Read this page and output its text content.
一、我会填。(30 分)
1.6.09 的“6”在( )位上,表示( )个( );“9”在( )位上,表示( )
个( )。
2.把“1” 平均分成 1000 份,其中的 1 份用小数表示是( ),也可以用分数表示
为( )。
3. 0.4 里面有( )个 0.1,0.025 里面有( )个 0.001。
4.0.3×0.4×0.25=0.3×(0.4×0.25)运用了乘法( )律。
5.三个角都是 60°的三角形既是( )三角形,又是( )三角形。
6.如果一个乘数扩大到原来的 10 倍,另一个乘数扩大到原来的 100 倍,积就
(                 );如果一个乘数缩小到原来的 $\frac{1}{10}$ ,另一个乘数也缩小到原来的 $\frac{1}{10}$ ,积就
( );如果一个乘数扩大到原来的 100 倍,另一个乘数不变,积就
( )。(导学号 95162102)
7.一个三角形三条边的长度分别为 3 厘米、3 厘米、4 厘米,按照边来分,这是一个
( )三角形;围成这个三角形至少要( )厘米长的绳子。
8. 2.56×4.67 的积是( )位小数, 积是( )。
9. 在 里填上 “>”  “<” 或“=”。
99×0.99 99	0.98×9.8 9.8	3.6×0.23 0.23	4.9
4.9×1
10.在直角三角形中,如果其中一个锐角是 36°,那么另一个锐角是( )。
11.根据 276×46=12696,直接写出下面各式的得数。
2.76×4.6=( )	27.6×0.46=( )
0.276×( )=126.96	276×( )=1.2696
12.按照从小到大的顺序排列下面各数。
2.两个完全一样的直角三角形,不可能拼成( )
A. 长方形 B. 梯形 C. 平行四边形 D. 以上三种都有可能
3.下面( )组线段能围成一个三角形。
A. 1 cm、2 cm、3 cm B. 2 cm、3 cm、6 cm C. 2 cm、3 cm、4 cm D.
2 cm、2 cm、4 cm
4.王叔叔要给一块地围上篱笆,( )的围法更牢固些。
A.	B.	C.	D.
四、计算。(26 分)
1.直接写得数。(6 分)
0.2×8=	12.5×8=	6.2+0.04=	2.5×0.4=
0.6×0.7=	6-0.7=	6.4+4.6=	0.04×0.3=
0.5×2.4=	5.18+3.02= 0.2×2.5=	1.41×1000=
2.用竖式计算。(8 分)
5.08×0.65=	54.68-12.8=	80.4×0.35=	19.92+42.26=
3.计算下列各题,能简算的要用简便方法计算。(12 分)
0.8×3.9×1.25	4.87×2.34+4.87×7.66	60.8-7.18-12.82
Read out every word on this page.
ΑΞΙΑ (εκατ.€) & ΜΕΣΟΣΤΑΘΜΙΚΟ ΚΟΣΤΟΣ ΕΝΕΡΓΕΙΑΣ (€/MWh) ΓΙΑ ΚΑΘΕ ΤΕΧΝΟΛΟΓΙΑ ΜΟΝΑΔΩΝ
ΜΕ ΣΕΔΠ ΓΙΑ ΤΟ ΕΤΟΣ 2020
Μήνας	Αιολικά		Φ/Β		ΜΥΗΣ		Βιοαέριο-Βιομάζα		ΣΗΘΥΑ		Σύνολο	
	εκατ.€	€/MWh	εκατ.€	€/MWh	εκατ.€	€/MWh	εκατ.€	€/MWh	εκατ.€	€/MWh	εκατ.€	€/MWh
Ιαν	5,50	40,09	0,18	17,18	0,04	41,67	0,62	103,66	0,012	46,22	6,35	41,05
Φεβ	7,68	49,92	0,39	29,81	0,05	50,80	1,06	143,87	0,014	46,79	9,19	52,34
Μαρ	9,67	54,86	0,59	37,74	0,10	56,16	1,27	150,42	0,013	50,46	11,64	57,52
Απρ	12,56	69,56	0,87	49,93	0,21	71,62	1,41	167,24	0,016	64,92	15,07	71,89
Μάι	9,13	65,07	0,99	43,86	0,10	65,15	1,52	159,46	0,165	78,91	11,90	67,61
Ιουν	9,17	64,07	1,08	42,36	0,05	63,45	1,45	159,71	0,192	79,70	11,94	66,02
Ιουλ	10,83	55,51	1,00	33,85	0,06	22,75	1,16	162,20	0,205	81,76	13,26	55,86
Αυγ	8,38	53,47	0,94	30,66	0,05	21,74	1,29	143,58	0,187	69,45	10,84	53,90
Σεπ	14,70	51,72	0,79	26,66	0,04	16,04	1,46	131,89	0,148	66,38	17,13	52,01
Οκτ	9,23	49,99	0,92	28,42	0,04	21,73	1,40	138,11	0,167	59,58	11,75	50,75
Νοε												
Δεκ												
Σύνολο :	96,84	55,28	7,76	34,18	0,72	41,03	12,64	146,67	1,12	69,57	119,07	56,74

──────

- [Do this]: Reproduce each line verbatim.

- [Task solution]:
Read this page and output its text content.
一、我会填。(30 分)
1.6.09 的“6”在( )位上,表示( )个( );“9”在( )位上,表示( )
个( )。
2.把“1” 平均分成 1000 份,其中的 1 份用小数表示是( ),也可以用分数表示
为( )。
3. 0.4 里面有( )个 0.1,0.025 里面有( )个 0.001。
4.0.3×0.4×0.25=0.3×(0.4×0.25)运用了乘法( )律。
5.三个角都是 60°的三角形既是( )三角形,又是( )三角形。
6.如果一个乘数扩大到原来的 10 倍,另一个乘数扩大到原来的 100 倍,积就
(                 );如果一个乘数缩小到原来的 $\frac{1}{10}$ ,另一个乘数也缩小到原来的 $\frac{1}{10}$ ,积就
( );如果一个乘数扩大到原来的 100 倍,另一个乘数不变,积就
( )。(导学号 95162102)
7.一个三角形三条边的长度分别为 3 厘米、3 厘米、4 厘米,按照边来分,这是一个
( )三角形;围成这个三角形至少要( )厘米长的绳子。
8. 2.56×4.67 的积是( )位小数, 积是( )。
9. 在 里填上 “>”  “<” 或“=”。
99×0.99 99	0.98×9.8 9.8	3.6×0.23 0.23	4.9
4.9×1
10.在直角三角形中,如果其中一个锐角是 36°,那么另一个锐角是( )。
11.根据 276×46=12696,直接写出下面各式的得数。
2.76×4.6=( )	27.6×0.46=( )
0.276×( )=126.96	276×( )=1.2696
12.按照从小到大的顺序排列下面各数。
2.两个完全一样的直角三角形,不可能拼成( )
A. 长方形 B. 梯形 C. 平行四边形 D. 以上三种都有可能
3.下面( )组线段能围成一个三角形。
A. 1 cm、2 cm、3 cm B. 2 cm、3 cm、6 cm C. 2 cm、3 cm、4 cm D.
2 cm、2 cm、4 cm
4.王叔叔要给一块地围上篱笆,( )的围法更牢固些。
A.	B.	C.	D.
四、计算。(26 分)
1.直接写得数。(6 分)
0.2×8=	12.5×8=	6.2+0.04=	2.5×0.4=
0.6×0.7=	6-0.7=	6.4+4.6=	0.04×0.3=
0.5×2.4=	5.18+3.02= 0.2×2.5=	1.41×1000=
2.用竖式计算。(8 分)
5.08×0.65=	54.68-12.8=	80.4×0.35=	19.92+42.26=
3.计算下列各题,能简算的要用简便方法计算。(12 分)
0.8×3.9×1.25	4.87×2.34+4.87×7.66	60.8-7.18-12.82
Read out every word on this page.
ΑΞΙΑ (εκατ.€) & ΜΕΣΟΣΤΑΘΜΙΚΟ ΚΟΣΤΟΣ ΕΝΕΡΓΕΙΑΣ (€/MWh) ΓΙΑ ΚΑΘΕ ΤΕΧΝΟΛΟΓΙΑ ΜΟΝΑΔΩΝ
ΜΕ ΣΕΔΠ ΓΙΑ ΤΟ ΕΤΟΣ 2020
Μήνας	Αιολικά		Φ/Β		ΜΥΗΣ		Βιοαέριο-Βιομάζα		ΣΗΘΥΑ		Σύνολο	
	εκατ.€	€/MWh	εκατ.€	€/MWh	εκατ.€	€/MWh	εκατ.€	€/MWh	εκατ.€	€/MWh	εκατ.€	€/MWh
Ιαν	5,50	40,09	0,18	17,18	0,04	41,67	0,62	103,66	0,012	46,22	6,35	41,05
Φεβ	7,68	49,92	0,39	29,81	0,05	50,80	1,06	143,87	0,014	46,79	9,19	52,34
Μαρ	9,67	54,86	0,59	37,74	0,10	56,16	1,27	150,42	0,013	50,46	11,64	57,52
Απρ	12,56	69,56	0,87	49,93	0,21	71,62	1,41	167,24	0,016	64,92	15,07	71,89
Μάι	9,13	65,07	0,99	43,86	0,10	65,15	1,52	159,46	0,165	78,91	11,90	67,61
Ιουν	9,17	64,07	1,08	42,36	0,05	63,45	1,45	159,71	0,192	79,70	11,94	66,02
Ιουλ	10,83	55,51	1,00	33,85	0,06	22,75	1,16	162,20	0,205	81,76	13,26	55,86
Αυγ	8,38	53,47	0,94	30,66	0,05	21,74	1,29	143,58	0,187	69,45	10,84	53,90
Σεπ	14,70	51,72	0,79	26,66	0,04	16,04	1,46	131,89	0,148	66,38	17,13	52,01
Οκτ	9,23	49,99	0,92	28,42	0,04	21,73	1,40	138,11	0,167	59,58	11,75	50,75
Νοε												
Δεκ												
Σύνολο :	96,84	55,28	7,76	34,18	0,72	41,03	12,64	146,67	1,12	69,57	119,07	56,74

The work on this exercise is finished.